GIVEN RECORDS:
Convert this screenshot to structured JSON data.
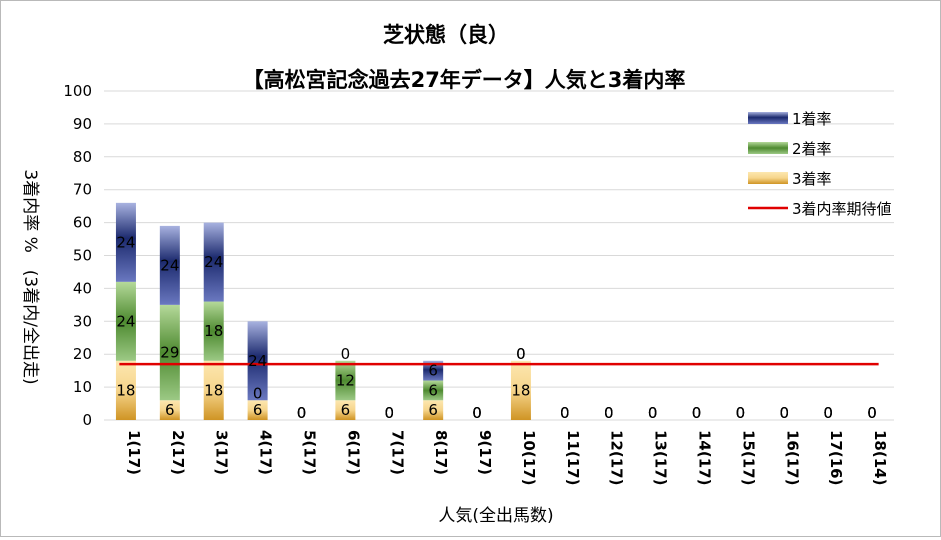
{
  "chart_data": {
    "type": "bar",
    "stacked": true,
    "title": "芝状態（良）",
    "subtitle": "【高松宮記念過去27年データ】人気と3着内率",
    "xlabel": "人気(全出馬数)",
    "ylabel": "3着内率 %　(3着内/全出走)",
    "ylim": [
      0,
      100
    ],
    "yticks": [
      "0",
      "10",
      "20",
      "30",
      "40",
      "50",
      "60",
      "70",
      "80",
      "90",
      "100"
    ],
    "grid": true,
    "legend_position": "top-right",
    "categories": [
      "1(17)",
      "2(17)",
      "3(17)",
      "4(17)",
      "5(17)",
      "6(17)",
      "7(17)",
      "8(17)",
      "9(17)",
      "10(17)",
      "11(17)",
      "12(17)",
      "13(17)",
      "14(17)",
      "15(17)",
      "16(17)",
      "17(16)",
      "18(14)"
    ],
    "series": [
      {
        "name": "3着率",
        "color": "#e8b040",
        "values": [
          18,
          6,
          18,
          6,
          0,
          6,
          0,
          6,
          0,
          18,
          0,
          0,
          0,
          0,
          0,
          0,
          0,
          0
        ]
      },
      {
        "name": "2着率",
        "color": "#5f9a3f",
        "values": [
          24,
          29,
          18,
          0,
          0,
          12,
          0,
          6,
          0,
          0,
          0,
          0,
          0,
          0,
          0,
          0,
          0,
          0
        ]
      },
      {
        "name": "1着率",
        "color": "#3d4f96",
        "values": [
          24,
          24,
          24,
          24,
          0,
          0,
          0,
          6,
          0,
          0,
          0,
          0,
          0,
          0,
          0,
          0,
          0,
          0
        ]
      }
    ],
    "reference_line": {
      "name": "3着内率期待値",
      "color": "#e00000",
      "value": 17
    }
  }
}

GOAL: Gather up the lines containing the word "color" from these records and copy them.

TASK RESPONSE:
        "color": "#e8b040",
        "color": "#5f9a3f",
        "color": "#3d4f96",
      "color": "#e00000",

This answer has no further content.